__What is asked__.
Show every line containing "name" by copying it.

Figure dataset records
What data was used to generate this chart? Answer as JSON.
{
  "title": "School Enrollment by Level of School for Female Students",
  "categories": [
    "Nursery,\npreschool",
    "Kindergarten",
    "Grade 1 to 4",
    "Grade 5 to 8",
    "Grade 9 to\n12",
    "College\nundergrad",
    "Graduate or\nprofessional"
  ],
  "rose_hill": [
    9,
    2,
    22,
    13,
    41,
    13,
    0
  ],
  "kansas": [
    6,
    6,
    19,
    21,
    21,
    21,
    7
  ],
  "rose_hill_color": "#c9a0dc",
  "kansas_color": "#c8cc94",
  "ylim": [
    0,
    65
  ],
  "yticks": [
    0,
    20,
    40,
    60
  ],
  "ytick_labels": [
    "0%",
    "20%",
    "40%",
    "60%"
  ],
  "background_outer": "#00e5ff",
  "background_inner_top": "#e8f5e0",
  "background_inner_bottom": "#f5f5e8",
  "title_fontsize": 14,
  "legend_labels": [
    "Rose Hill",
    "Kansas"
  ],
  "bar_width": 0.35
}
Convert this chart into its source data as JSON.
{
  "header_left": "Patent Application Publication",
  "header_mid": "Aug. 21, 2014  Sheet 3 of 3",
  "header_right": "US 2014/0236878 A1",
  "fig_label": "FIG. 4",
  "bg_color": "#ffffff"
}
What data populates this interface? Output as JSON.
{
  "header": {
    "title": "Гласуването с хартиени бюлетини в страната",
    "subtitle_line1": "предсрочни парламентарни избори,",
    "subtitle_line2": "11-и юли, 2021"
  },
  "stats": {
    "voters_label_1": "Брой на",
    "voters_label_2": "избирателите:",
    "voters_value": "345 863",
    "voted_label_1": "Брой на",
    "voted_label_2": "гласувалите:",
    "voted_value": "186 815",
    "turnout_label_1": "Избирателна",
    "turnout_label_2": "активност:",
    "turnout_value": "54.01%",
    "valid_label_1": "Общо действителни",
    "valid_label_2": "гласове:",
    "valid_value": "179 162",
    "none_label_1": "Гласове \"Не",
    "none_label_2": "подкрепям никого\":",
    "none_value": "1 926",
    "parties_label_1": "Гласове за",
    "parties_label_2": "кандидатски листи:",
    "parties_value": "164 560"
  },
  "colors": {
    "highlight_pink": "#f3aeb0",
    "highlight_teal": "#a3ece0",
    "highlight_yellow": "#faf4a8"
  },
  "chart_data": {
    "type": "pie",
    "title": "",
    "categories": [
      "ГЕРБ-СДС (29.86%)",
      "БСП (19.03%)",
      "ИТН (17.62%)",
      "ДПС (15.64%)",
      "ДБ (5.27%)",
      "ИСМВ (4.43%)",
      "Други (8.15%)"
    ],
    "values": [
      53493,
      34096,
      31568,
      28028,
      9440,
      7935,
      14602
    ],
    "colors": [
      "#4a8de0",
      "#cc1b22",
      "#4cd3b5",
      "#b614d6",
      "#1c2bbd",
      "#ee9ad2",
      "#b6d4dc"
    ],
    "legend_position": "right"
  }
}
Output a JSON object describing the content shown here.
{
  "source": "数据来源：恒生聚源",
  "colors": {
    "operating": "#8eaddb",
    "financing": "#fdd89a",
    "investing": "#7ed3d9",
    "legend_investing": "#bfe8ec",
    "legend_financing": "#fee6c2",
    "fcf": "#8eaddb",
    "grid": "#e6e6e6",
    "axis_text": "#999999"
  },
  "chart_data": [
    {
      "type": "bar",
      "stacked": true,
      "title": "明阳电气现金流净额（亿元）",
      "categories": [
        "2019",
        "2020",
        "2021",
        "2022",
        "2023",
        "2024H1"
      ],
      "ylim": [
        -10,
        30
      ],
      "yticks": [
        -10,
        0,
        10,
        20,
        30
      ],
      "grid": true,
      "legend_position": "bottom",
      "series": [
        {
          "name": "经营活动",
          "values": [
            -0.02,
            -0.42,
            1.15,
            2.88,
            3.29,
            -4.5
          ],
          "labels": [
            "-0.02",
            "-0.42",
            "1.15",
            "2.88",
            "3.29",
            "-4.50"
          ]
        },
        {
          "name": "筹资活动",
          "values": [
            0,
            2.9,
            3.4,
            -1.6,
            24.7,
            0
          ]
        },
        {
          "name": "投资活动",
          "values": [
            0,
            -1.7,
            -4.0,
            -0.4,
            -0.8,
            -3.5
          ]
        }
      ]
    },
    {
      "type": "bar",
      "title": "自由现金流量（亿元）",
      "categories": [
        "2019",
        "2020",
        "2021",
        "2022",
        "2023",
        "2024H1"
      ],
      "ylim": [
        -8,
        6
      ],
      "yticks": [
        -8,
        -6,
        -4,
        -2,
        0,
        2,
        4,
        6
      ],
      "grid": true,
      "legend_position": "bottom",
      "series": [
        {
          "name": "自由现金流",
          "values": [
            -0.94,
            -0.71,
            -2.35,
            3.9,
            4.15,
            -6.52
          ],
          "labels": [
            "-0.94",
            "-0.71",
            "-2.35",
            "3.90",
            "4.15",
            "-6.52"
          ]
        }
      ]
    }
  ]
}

__Exercise answer__.
          "name": "经营活动",
          "name": "筹资活动",
          "name": "投资活动",
          "name": "自由现金流",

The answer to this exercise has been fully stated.